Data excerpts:
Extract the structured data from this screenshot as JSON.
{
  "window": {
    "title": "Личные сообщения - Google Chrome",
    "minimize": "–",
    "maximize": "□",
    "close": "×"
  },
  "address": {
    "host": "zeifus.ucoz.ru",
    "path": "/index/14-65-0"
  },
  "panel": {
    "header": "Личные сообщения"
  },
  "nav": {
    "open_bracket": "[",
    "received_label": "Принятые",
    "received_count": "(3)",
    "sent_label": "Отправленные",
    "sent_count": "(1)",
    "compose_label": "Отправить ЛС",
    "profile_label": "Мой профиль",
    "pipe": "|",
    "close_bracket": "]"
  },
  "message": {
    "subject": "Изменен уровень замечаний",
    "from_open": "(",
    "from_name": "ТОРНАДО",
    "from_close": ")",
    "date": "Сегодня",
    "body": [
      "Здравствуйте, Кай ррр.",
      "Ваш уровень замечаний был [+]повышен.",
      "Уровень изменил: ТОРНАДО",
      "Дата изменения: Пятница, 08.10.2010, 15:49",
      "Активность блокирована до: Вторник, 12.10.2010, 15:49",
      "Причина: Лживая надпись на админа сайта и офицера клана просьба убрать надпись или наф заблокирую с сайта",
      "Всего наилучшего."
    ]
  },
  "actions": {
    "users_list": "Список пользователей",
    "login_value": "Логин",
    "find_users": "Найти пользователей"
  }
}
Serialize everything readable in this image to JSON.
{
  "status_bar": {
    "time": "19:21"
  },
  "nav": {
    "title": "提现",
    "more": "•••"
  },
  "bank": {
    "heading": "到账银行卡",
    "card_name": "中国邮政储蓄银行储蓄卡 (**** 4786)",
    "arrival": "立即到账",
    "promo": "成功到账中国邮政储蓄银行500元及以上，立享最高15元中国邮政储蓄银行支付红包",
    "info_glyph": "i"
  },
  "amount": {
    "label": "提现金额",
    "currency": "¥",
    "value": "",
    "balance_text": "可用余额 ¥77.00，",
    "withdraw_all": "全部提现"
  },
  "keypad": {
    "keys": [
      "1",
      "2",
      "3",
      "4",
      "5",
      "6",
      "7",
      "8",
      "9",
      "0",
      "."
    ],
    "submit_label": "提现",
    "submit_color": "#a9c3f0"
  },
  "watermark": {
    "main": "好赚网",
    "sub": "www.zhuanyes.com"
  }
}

■ **WORK INSTRUCTIONS**
Transcribe word for word the lines from the one holding "Serialize everything readable" to the last line of the listing above, inclusive.

■ **SOLUTION TO THIS PROBLEM**
Serialize everything readable in this image to JSON.
{
  "status_bar": {
    "time": "19:21"
  },
  "nav": {
    "title": "提现",
    "more": "•••"
  },
  "bank": {
    "heading": "到账银行卡",
    "card_name": "中国邮政储蓄银行储蓄卡 (**** 4786)",
    "arrival": "立即到账",
    "promo": "成功到账中国邮政储蓄银行500元及以上，立享最高15元中国邮政储蓄银行支付红包",
    "info_glyph": "i"
  },
  "amount": {
    "label": "提现金额",
    "currency": "¥",
    "value": "",
    "balance_text": "可用余额 ¥77.00，",
    "withdraw_all": "全部提现"
  },
  "keypad": {
    "keys": [
      "1",
      "2",
      "3",
      "4",
      "5",
      "6",
      "7",
      "8",
      "9",
      "0",
      "."
    ],
    "submit_label": "提现",
    "submit_color": "#a9c3f0"
  },
  "watermark": {
    "main": "好赚网",
    "sub": "www.zhuanyes.com"
  }
}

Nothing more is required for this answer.